What lines of the data include the string "managed"? Copy them all.

### DATA ENTRIES
##########

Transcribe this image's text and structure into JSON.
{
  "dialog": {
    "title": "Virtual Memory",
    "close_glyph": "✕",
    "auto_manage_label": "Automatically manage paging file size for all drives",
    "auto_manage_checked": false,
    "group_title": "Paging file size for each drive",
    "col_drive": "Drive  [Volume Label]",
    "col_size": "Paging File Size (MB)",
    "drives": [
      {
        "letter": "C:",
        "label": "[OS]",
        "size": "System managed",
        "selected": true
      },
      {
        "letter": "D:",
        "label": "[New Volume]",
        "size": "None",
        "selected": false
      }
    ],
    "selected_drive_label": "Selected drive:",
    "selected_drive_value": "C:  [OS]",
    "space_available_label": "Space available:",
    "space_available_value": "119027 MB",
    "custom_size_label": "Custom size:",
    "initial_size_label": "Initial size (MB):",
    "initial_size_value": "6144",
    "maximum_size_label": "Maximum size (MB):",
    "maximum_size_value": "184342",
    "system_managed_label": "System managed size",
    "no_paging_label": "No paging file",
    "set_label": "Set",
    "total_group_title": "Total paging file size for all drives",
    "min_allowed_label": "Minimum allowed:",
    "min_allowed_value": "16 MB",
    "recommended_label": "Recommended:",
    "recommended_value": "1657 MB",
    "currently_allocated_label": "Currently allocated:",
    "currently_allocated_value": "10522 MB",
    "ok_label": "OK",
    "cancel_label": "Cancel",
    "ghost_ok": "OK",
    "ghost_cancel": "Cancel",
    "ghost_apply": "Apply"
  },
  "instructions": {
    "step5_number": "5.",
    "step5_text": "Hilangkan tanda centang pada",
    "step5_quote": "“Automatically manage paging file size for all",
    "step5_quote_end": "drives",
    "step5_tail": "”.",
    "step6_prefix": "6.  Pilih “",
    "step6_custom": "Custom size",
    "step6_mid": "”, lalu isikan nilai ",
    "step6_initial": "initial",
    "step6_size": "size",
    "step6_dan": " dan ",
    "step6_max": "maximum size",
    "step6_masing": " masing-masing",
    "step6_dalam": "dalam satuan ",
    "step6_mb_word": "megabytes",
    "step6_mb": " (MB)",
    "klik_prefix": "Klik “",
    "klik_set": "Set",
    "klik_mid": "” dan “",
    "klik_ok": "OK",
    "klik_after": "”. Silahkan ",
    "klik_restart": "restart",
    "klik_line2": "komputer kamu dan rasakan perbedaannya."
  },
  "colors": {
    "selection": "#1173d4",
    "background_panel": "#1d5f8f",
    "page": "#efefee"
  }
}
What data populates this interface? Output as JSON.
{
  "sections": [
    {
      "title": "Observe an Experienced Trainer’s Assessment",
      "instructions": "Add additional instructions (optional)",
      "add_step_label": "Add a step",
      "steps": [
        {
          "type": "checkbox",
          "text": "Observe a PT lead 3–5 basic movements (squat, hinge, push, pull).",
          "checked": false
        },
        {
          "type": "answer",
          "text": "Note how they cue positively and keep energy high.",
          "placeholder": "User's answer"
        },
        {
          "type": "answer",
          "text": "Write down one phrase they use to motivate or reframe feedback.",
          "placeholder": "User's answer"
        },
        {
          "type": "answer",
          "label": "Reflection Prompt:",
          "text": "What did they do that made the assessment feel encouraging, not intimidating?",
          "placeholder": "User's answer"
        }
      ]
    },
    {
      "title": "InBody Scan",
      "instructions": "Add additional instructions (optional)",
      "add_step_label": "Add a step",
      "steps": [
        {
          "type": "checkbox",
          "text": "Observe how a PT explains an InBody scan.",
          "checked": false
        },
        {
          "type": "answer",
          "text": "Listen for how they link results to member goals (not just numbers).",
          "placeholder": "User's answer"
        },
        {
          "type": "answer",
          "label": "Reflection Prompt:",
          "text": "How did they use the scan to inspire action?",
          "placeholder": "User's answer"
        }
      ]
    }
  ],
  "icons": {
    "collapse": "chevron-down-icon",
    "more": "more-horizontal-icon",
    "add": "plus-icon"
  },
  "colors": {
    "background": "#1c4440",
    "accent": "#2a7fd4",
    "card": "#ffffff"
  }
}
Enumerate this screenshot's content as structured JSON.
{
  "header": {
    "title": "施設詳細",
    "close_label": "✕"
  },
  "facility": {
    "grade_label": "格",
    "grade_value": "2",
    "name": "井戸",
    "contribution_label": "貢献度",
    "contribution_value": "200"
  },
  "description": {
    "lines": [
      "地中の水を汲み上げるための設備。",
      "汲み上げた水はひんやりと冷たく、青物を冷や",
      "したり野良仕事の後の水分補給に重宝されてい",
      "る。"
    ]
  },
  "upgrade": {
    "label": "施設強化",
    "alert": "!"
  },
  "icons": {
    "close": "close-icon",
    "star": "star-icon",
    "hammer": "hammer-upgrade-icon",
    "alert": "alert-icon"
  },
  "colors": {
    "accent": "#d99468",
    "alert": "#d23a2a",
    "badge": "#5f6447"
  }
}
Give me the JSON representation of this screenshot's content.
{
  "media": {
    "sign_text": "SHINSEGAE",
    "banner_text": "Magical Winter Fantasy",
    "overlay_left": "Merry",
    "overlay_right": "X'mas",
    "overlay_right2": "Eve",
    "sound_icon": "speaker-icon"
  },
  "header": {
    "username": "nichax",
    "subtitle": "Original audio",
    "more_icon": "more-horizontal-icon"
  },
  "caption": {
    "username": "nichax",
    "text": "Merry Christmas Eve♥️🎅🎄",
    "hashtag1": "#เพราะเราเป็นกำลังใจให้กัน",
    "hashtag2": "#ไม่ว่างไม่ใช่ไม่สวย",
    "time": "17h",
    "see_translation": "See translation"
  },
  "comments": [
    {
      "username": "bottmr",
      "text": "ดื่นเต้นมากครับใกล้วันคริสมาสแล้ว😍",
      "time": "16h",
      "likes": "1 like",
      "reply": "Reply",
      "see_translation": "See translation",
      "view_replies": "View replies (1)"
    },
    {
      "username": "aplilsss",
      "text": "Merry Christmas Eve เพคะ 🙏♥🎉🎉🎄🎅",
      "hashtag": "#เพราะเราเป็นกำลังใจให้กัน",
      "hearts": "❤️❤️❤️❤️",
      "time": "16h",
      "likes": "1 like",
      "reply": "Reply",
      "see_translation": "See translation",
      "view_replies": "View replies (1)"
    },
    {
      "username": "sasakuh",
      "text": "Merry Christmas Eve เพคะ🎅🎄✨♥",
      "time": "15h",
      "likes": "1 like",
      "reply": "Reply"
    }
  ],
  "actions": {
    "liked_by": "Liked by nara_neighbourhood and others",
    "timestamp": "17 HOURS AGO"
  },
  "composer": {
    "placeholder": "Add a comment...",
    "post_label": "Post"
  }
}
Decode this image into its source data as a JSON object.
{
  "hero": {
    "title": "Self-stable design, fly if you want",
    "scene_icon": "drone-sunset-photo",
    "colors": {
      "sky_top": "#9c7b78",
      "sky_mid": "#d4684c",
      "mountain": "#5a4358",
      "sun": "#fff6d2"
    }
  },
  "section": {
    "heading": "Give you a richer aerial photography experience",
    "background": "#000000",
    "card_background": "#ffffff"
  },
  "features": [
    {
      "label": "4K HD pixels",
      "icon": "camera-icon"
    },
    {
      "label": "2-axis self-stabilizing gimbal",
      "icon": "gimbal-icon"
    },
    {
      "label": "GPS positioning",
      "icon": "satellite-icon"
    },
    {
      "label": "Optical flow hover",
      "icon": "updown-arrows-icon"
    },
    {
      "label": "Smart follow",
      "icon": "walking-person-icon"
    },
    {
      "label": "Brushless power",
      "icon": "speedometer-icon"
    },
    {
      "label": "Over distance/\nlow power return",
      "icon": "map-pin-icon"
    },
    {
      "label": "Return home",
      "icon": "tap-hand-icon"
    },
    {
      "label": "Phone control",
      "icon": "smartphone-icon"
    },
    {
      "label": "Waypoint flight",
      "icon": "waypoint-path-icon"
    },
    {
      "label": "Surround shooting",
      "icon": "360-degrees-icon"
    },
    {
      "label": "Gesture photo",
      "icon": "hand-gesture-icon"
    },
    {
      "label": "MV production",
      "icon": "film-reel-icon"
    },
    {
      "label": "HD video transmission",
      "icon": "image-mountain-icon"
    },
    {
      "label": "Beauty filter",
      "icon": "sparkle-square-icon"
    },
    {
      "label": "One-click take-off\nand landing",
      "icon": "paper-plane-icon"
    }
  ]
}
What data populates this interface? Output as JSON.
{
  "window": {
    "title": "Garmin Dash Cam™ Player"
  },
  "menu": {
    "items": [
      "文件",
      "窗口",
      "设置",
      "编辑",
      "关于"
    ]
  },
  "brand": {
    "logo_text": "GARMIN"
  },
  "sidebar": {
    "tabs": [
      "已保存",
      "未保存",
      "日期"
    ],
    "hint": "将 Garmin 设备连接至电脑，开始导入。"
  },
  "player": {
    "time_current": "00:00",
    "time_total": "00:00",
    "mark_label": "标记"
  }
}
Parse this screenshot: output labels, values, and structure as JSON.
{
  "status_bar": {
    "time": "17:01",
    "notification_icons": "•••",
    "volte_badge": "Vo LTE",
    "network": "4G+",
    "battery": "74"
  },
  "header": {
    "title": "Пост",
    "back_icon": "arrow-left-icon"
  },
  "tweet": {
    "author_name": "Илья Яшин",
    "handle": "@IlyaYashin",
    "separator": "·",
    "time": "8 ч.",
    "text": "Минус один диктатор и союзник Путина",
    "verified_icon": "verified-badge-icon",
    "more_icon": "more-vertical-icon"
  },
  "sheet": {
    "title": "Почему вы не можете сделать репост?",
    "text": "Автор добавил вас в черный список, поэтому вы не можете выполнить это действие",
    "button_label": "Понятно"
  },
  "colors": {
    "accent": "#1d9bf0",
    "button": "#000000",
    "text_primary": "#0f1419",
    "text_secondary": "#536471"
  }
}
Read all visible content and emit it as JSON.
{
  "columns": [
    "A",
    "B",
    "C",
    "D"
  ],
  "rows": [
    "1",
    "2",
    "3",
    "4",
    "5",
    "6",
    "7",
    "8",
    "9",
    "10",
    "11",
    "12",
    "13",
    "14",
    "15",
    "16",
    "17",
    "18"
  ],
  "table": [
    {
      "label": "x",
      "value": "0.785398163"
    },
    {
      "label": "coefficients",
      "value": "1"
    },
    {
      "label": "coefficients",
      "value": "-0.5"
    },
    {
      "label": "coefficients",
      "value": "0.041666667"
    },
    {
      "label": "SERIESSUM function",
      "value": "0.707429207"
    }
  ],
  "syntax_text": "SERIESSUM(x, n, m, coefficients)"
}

##########

### COMPLETED TASK
        "size": "System managed",
    "system_managed_label": "System managed size",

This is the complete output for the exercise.